**Written problem:**
Work through the following lines and count those that hold the word "JSON". Reply with that number only.

**Entries shown:**
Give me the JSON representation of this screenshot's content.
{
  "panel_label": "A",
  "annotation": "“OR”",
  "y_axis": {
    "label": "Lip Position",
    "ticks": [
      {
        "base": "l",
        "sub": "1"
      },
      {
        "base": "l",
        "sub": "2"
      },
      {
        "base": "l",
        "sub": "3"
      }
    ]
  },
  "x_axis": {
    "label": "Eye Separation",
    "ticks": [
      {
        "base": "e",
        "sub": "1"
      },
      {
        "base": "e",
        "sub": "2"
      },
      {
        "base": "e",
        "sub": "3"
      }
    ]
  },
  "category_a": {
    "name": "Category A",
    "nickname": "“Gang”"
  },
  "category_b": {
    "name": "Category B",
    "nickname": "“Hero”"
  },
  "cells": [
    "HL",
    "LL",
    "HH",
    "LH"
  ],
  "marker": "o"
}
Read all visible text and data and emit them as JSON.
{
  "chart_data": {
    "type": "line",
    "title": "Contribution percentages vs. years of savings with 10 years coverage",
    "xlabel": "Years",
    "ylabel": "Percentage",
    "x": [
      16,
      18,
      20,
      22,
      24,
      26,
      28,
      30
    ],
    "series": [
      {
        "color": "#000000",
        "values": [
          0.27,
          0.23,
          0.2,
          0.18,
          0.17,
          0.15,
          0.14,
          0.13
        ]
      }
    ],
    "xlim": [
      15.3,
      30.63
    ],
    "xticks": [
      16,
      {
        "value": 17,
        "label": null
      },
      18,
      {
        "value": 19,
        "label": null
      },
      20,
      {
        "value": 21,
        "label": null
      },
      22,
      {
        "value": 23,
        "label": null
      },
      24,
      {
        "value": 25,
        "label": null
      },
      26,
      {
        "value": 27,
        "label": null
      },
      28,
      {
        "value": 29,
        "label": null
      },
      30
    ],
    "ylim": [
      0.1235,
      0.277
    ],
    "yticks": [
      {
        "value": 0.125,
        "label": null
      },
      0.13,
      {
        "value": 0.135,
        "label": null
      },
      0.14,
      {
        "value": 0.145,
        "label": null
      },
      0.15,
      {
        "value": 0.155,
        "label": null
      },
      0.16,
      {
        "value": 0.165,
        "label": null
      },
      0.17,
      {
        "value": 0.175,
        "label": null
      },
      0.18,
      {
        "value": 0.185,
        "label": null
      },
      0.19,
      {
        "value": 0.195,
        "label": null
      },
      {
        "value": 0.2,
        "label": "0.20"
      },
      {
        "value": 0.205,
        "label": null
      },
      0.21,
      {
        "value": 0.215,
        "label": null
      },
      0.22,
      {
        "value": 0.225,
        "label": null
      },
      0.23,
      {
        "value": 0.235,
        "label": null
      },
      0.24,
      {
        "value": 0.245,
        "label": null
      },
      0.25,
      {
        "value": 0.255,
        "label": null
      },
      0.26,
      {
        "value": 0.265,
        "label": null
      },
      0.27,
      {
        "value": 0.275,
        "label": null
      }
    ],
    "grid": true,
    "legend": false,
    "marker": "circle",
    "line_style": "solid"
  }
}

**Correct answer:**
2